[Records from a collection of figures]
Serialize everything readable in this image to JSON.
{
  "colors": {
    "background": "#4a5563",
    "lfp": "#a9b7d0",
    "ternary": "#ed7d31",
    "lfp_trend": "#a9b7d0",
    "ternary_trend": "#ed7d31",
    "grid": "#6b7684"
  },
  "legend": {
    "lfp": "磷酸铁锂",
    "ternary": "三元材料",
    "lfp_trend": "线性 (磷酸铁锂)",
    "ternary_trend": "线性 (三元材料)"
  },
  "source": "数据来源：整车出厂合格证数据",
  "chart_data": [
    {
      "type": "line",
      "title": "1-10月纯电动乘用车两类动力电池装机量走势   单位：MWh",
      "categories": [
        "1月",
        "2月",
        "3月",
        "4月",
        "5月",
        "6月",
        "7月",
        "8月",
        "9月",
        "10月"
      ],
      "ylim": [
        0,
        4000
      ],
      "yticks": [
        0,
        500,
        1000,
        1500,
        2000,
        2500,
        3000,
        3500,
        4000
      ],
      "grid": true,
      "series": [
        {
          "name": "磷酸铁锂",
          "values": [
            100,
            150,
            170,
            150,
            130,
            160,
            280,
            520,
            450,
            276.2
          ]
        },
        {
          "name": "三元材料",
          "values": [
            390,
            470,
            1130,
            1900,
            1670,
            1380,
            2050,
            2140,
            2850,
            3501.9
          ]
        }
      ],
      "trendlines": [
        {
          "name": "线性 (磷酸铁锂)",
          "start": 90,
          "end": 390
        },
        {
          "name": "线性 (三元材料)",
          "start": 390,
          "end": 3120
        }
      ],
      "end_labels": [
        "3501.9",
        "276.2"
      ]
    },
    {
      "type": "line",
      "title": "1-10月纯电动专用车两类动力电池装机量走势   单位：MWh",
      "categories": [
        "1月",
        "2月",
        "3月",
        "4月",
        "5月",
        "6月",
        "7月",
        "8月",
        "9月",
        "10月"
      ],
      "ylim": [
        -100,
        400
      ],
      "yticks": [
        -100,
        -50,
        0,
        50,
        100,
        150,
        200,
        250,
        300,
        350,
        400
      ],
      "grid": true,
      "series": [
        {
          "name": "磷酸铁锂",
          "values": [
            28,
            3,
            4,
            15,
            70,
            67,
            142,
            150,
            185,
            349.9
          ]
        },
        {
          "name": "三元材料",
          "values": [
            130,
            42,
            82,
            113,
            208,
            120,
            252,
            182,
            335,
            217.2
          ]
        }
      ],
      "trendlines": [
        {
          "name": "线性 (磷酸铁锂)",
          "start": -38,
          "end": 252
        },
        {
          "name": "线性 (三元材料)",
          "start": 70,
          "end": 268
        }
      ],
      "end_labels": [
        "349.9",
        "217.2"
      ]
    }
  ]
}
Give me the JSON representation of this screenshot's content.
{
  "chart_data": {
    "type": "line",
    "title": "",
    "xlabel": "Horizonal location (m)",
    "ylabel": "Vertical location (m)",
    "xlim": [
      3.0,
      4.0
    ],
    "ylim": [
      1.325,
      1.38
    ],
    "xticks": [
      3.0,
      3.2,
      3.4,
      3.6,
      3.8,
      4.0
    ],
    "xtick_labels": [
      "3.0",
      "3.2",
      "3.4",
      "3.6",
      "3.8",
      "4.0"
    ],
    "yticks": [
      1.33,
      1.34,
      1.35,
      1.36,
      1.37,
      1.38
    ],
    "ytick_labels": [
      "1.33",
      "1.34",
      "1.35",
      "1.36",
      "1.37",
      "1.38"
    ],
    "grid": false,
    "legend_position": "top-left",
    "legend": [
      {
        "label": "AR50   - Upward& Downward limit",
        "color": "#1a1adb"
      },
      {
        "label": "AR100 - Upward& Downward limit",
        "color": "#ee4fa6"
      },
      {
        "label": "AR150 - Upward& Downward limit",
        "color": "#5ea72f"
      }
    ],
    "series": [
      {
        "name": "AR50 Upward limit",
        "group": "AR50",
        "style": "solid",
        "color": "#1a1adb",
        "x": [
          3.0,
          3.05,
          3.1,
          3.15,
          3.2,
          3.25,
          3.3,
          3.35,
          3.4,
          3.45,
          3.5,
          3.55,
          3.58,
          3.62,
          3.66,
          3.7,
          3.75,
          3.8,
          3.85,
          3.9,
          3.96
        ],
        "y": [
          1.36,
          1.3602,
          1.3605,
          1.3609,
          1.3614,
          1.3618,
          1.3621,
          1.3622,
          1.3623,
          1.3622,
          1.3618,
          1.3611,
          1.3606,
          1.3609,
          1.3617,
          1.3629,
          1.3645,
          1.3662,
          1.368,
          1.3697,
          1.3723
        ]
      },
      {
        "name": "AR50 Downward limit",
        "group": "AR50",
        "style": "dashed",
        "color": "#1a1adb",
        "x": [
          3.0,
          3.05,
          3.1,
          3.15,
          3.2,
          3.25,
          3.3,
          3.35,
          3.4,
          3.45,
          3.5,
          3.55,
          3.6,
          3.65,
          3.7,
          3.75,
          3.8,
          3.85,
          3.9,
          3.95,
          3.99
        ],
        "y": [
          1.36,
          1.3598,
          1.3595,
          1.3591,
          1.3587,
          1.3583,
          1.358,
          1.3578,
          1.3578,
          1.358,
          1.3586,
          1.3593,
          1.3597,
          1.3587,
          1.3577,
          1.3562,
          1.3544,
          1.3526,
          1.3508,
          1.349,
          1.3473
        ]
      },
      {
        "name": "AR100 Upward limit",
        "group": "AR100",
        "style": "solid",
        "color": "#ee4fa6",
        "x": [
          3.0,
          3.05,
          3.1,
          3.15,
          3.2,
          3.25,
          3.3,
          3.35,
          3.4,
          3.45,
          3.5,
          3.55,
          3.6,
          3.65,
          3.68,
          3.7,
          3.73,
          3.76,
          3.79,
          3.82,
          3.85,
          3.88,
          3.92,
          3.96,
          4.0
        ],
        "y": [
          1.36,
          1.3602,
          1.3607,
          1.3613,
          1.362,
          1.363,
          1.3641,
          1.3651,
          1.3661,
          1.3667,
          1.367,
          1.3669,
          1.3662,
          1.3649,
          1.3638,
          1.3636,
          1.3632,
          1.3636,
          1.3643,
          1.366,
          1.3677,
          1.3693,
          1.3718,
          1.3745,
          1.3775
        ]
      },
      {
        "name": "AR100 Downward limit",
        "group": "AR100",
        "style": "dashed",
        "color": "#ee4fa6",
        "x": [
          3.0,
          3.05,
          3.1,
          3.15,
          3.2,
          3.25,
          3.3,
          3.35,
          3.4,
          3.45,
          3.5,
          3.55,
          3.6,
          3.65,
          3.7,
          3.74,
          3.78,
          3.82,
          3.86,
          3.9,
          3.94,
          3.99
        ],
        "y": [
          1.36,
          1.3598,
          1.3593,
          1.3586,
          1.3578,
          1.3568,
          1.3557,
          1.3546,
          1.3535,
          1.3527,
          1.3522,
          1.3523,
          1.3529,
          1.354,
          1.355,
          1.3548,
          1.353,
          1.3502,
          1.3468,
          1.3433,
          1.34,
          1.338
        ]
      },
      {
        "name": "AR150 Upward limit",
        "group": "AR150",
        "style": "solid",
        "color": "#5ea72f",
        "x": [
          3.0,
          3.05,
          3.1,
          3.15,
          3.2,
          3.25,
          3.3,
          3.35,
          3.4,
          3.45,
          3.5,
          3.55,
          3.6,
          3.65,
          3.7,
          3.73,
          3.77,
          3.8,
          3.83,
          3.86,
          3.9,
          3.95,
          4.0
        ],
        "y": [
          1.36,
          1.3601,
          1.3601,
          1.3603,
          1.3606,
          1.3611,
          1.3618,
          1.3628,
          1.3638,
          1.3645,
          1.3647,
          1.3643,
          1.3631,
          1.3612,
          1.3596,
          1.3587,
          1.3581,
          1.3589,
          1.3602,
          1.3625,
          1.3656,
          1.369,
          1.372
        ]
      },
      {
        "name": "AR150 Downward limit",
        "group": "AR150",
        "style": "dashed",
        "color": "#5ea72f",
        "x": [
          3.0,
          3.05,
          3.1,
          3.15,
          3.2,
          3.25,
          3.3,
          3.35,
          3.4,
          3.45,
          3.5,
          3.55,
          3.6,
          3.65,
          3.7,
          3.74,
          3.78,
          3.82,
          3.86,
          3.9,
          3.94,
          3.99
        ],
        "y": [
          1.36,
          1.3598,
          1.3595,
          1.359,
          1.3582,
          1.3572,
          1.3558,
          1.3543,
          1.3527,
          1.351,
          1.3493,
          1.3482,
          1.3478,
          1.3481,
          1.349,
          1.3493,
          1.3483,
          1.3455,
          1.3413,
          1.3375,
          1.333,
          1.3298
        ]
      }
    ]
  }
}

#### [WORK TO BE COMPLETED]
Tally the lines of the data that contain the string "title" and report the total alone.

#### [FULL ANSWER]
3